▶ **Supplied material**
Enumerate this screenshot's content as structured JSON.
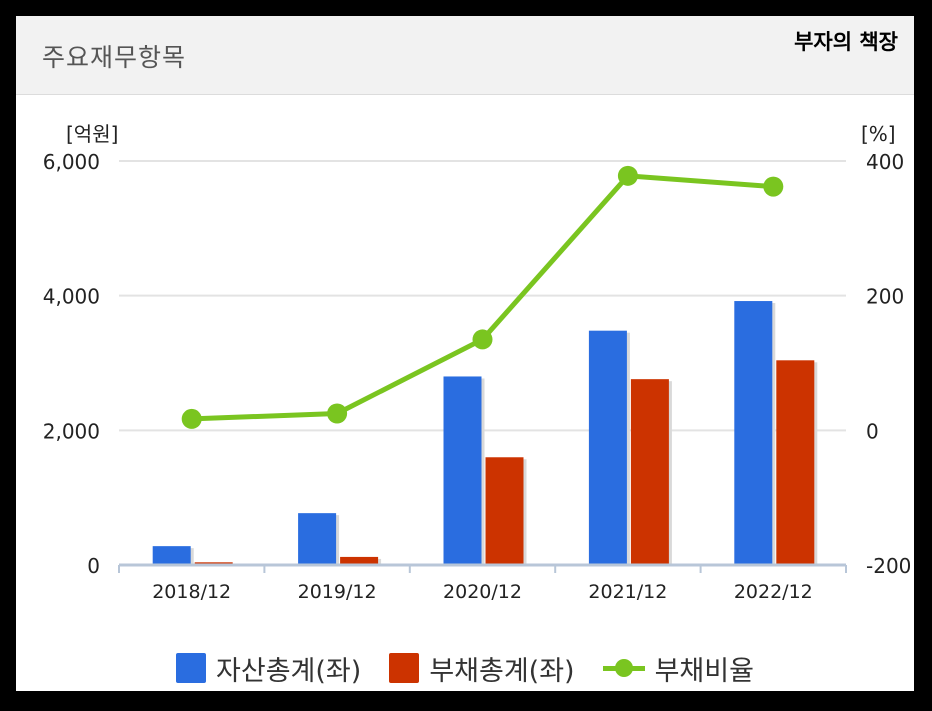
{
  "header": {
    "title": "주요재무항목",
    "watermark": "부자의 책장"
  },
  "chart_data": {
    "type": "bar",
    "categories": [
      "2018/12",
      "2019/12",
      "2020/12",
      "2021/12",
      "2022/12"
    ],
    "series": [
      {
        "name": "자산총계(좌)",
        "type": "bar",
        "axis": "left",
        "color": "#2a6de0",
        "values": [
          280,
          770,
          2800,
          3480,
          3920
        ]
      },
      {
        "name": "부채총계(좌)",
        "type": "bar",
        "axis": "left",
        "color": "#cc3300",
        "values": [
          40,
          120,
          1600,
          2760,
          3040
        ]
      },
      {
        "name": "부채비율",
        "type": "line",
        "axis": "right",
        "color": "#7ac520",
        "values": [
          17,
          25,
          135,
          378,
          362
        ]
      }
    ],
    "y_left": {
      "label": "[억원]",
      "lim": [
        0,
        6000
      ],
      "ticks": [
        "0",
        "2,000",
        "4,000",
        "6,000"
      ]
    },
    "y_right": {
      "label": "[%]",
      "lim": [
        -200,
        400
      ],
      "ticks": [
        "-200",
        "0",
        "200",
        "400"
      ]
    },
    "grid": true,
    "legend": "bottom"
  }
}
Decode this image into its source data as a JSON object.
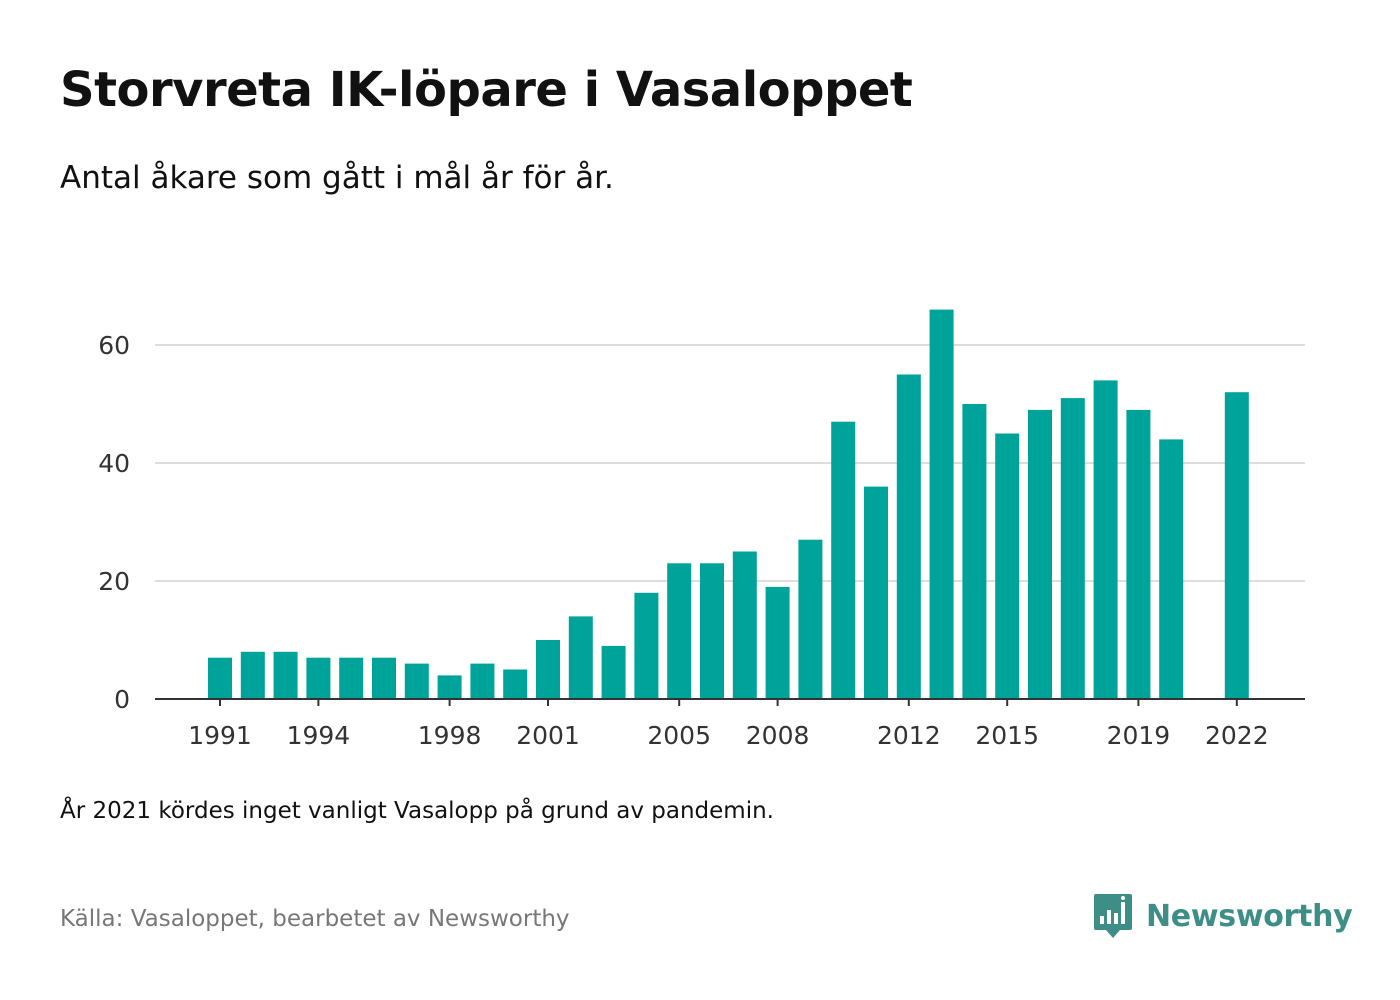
{
  "header": {
    "title": "Storvreta IK-löpare i Vasaloppet",
    "subtitle": "Antal åkare som gått i mål år för år."
  },
  "footer": {
    "note": "År 2021 kördes inget vanligt Vasalopp på grund av pandemin.",
    "source": "Källa: Vasaloppet, bearbetet av Newsworthy",
    "brand": "Newsworthy"
  },
  "colors": {
    "bar": "#00a39a",
    "grid": "#dddddd",
    "axis": "#333333",
    "brand": "#3d8e86"
  },
  "icons": {
    "brand_logo": "newsworthy-logo-icon"
  },
  "chart_data": {
    "type": "bar",
    "title": "Storvreta IK-löpare i Vasaloppet",
    "subtitle": "Antal åkare som gått i mål år för år.",
    "xlabel": "",
    "ylabel": "",
    "x": [
      1991,
      1992,
      1993,
      1994,
      1995,
      1996,
      1997,
      1998,
      1999,
      2000,
      2001,
      2002,
      2003,
      2004,
      2005,
      2006,
      2007,
      2008,
      2009,
      2010,
      2011,
      2012,
      2013,
      2014,
      2015,
      2016,
      2017,
      2018,
      2019,
      2020,
      2021,
      2022
    ],
    "values": [
      7,
      8,
      8,
      7,
      7,
      7,
      6,
      4,
      6,
      5,
      10,
      14,
      9,
      18,
      23,
      23,
      25,
      19,
      27,
      47,
      36,
      55,
      66,
      50,
      45,
      49,
      51,
      54,
      49,
      44,
      null,
      52
    ],
    "x_tick_labels": [
      "1991",
      "1994",
      "1998",
      "2001",
      "2005",
      "2008",
      "2012",
      "2015",
      "2019",
      "2022"
    ],
    "y_ticks": [
      0,
      20,
      40,
      60
    ],
    "ylim": [
      0,
      70
    ],
    "grid": true,
    "legend": "none"
  }
}
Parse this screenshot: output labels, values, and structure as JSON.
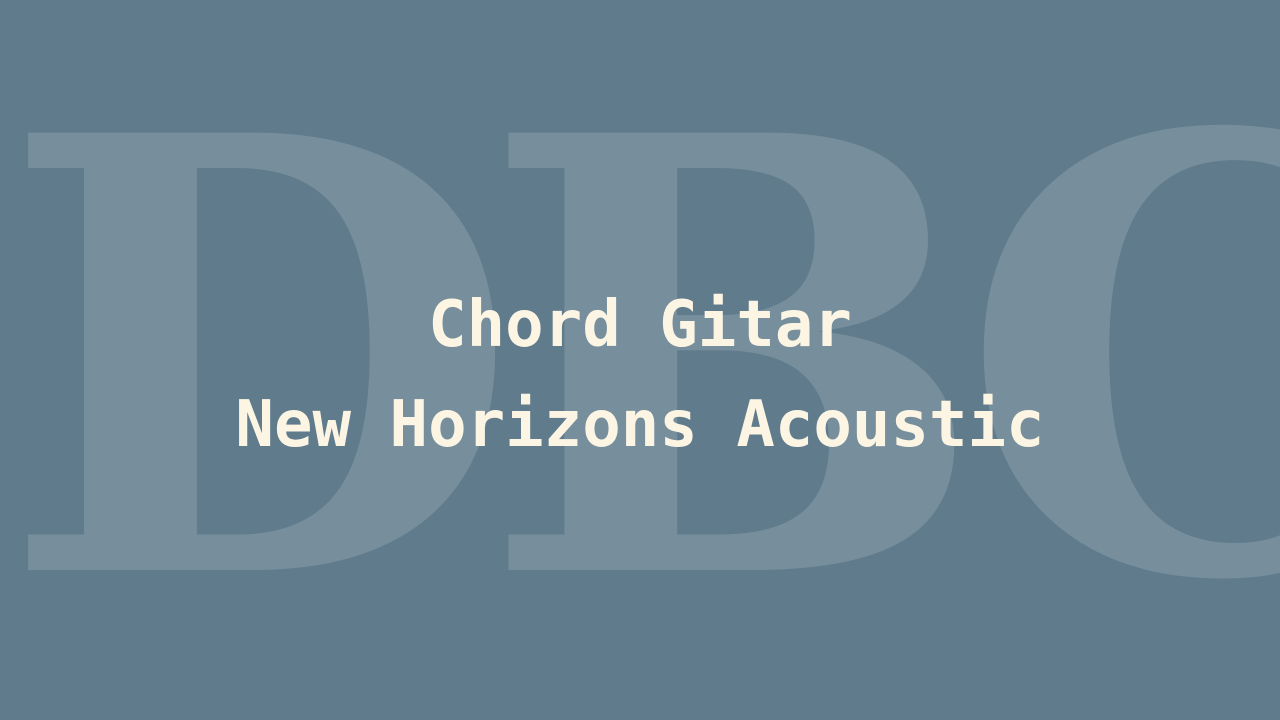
{
  "thumbnail": {
    "watermark_text": "DBC",
    "title_line_1": "Chord Gitar",
    "title_line_2": "New Horizons Acoustic",
    "colors": {
      "background": "#5f7b8c",
      "title_text": "#fdf5e4",
      "watermark": "#ffffff"
    }
  }
}
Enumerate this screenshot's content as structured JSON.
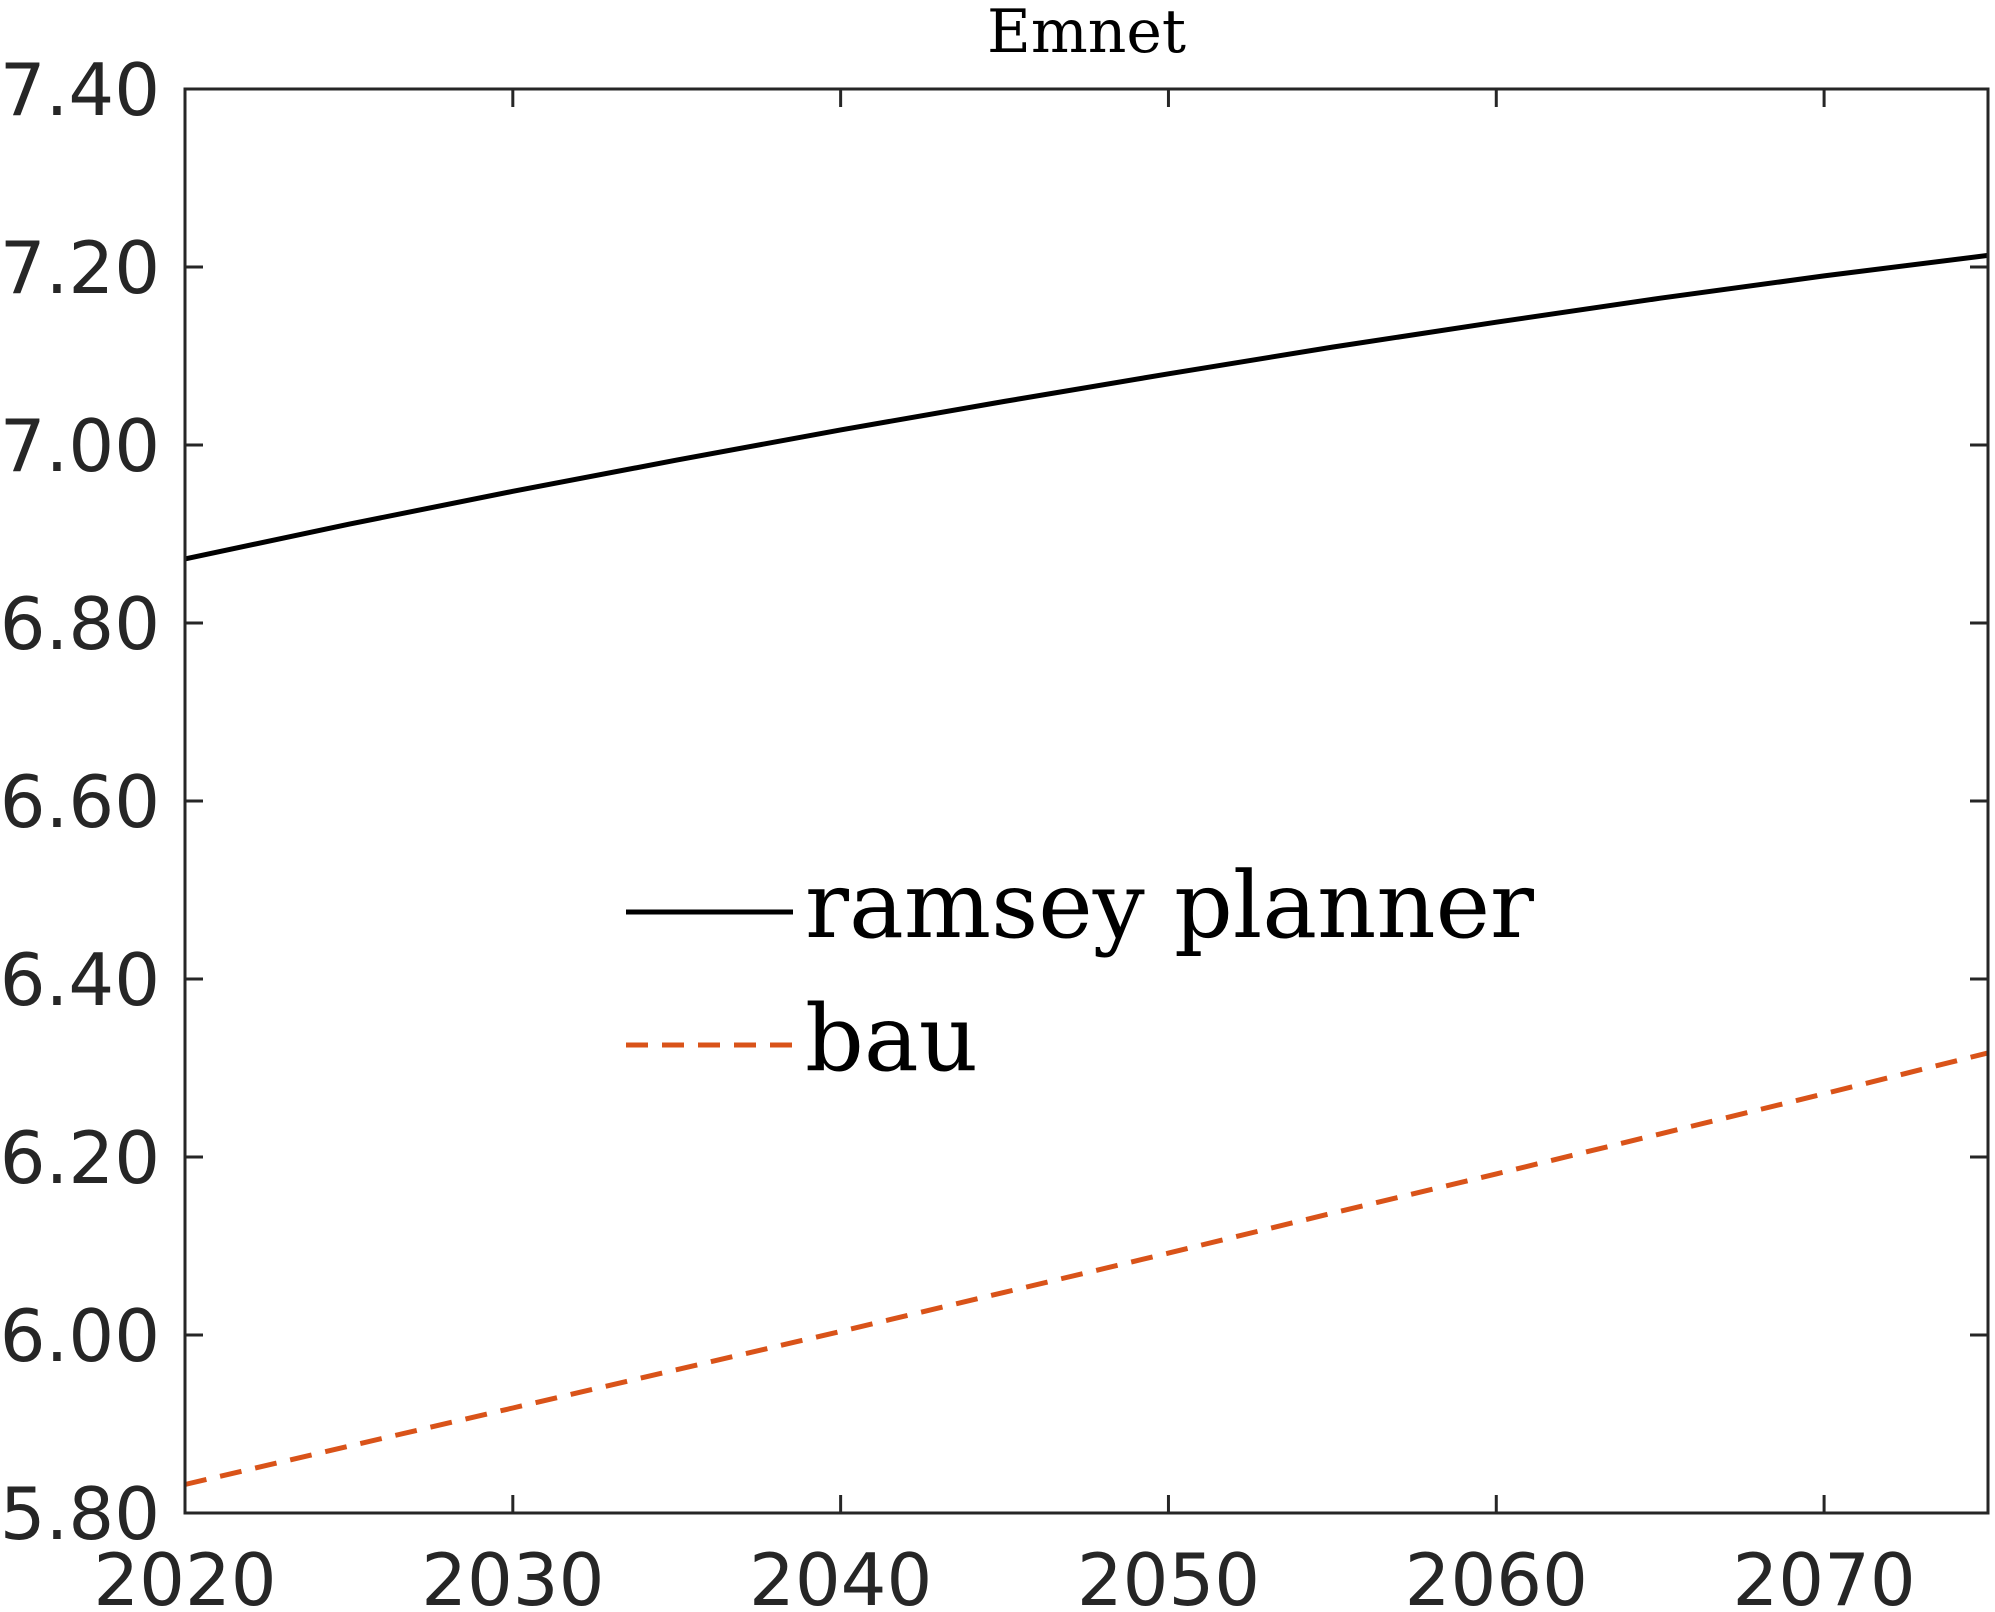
{
  "chart_data": {
    "type": "line",
    "title": "Emnet",
    "xlabel": "",
    "ylabel": "",
    "xlim": [
      2020,
      2075
    ],
    "ylim": [
      5.8,
      7.4
    ],
    "xticks": [
      2020,
      2030,
      2040,
      2050,
      2060,
      2070
    ],
    "xtick_labels": [
      "2020",
      "2030",
      "2040",
      "2050",
      "2060",
      "2070"
    ],
    "yticks": [
      5.8,
      6.0,
      6.2,
      6.4,
      6.6,
      6.8,
      7.0,
      7.2,
      7.4
    ],
    "ytick_labels": [
      "5.80",
      "6.00",
      "6.20",
      "6.40",
      "6.60",
      "6.80",
      "7.00",
      "7.20",
      "7.40"
    ],
    "grid": false,
    "legend_position": "center",
    "series": [
      {
        "name": "ramsey planner",
        "color": "#000000",
        "style": "solid",
        "x": [
          2020,
          2025,
          2030,
          2035,
          2040,
          2045,
          2050,
          2055,
          2060,
          2065,
          2070,
          2075
        ],
        "y": [
          6.872,
          6.911,
          6.948,
          6.983,
          7.017,
          7.049,
          7.08,
          7.11,
          7.138,
          7.165,
          7.19,
          7.213
        ]
      },
      {
        "name": "bau",
        "color": "#D95319",
        "style": "dashed",
        "x": [
          2020,
          2025,
          2030,
          2035,
          2040,
          2045,
          2050,
          2055,
          2060,
          2065,
          2070,
          2075
        ],
        "y": [
          5.832,
          5.875,
          5.918,
          5.961,
          6.004,
          6.048,
          6.092,
          6.137,
          6.181,
          6.226,
          6.271,
          6.317
        ]
      }
    ]
  }
}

▶ **Given task**
Which lines contain the word "source"? Return each of them.

▶ **Result of this exercise**
Decode this image into its source data as a JSON object.
    "source": "Källa: Vasaloppet, bearbetet av Newsworthy",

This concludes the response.